» THE PROBLEM
What is needed here is an exact copy of every entry.

» SUPPLIED MATERIAL
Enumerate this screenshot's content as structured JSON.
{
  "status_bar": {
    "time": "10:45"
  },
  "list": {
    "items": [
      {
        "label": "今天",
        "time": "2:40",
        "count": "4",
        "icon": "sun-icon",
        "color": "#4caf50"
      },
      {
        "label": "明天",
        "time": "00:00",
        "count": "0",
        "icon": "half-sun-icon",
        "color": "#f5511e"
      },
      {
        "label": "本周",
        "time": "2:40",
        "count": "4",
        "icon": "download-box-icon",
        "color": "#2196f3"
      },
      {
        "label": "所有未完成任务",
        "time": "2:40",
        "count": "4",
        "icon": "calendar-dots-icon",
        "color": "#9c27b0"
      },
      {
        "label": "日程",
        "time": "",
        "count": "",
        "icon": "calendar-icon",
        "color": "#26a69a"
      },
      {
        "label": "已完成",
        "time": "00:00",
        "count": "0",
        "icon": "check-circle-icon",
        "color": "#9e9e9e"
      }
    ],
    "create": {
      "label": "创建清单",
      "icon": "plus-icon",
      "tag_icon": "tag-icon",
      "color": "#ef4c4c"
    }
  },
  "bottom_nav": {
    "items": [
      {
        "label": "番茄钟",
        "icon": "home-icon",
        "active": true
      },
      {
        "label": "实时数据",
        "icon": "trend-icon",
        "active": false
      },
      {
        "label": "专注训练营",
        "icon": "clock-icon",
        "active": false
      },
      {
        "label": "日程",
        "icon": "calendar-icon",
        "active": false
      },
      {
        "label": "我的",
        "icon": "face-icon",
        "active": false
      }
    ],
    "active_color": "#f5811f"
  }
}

» ANSWER TO THE TASK
Enumerate this screenshot's content as structured JSON.
{
  "status_bar": {
    "time": "10:45"
  },
  "list": {
    "items": [
      {
        "label": "今天",
        "time": "2:40",
        "count": "4",
        "icon": "sun-icon",
        "color": "#4caf50"
      },
      {
        "label": "明天",
        "time": "00:00",
        "count": "0",
        "icon": "half-sun-icon",
        "color": "#f5511e"
      },
      {
        "label": "本周",
        "time": "2:40",
        "count": "4",
        "icon": "download-box-icon",
        "color": "#2196f3"
      },
      {
        "label": "所有未完成任务",
        "time": "2:40",
        "count": "4",
        "icon": "calendar-dots-icon",
        "color": "#9c27b0"
      },
      {
        "label": "日程",
        "time": "",
        "count": "",
        "icon": "calendar-icon",
        "color": "#26a69a"
      },
      {
        "label": "已完成",
        "time": "00:00",
        "count": "0",
        "icon": "check-circle-icon",
        "color": "#9e9e9e"
      }
    ],
    "create": {
      "label": "创建清单",
      "icon": "plus-icon",
      "tag_icon": "tag-icon",
      "color": "#ef4c4c"
    }
  },
  "bottom_nav": {
    "items": [
      {
        "label": "番茄钟",
        "icon": "home-icon",
        "active": true
      },
      {
        "label": "实时数据",
        "icon": "trend-icon",
        "active": false
      },
      {
        "label": "专注训练营",
        "icon": "clock-icon",
        "active": false
      },
      {
        "label": "日程",
        "icon": "calendar-icon",
        "active": false
      },
      {
        "label": "我的",
        "icon": "face-icon",
        "active": false
      }
    ],
    "active_color": "#f5811f"
  }
}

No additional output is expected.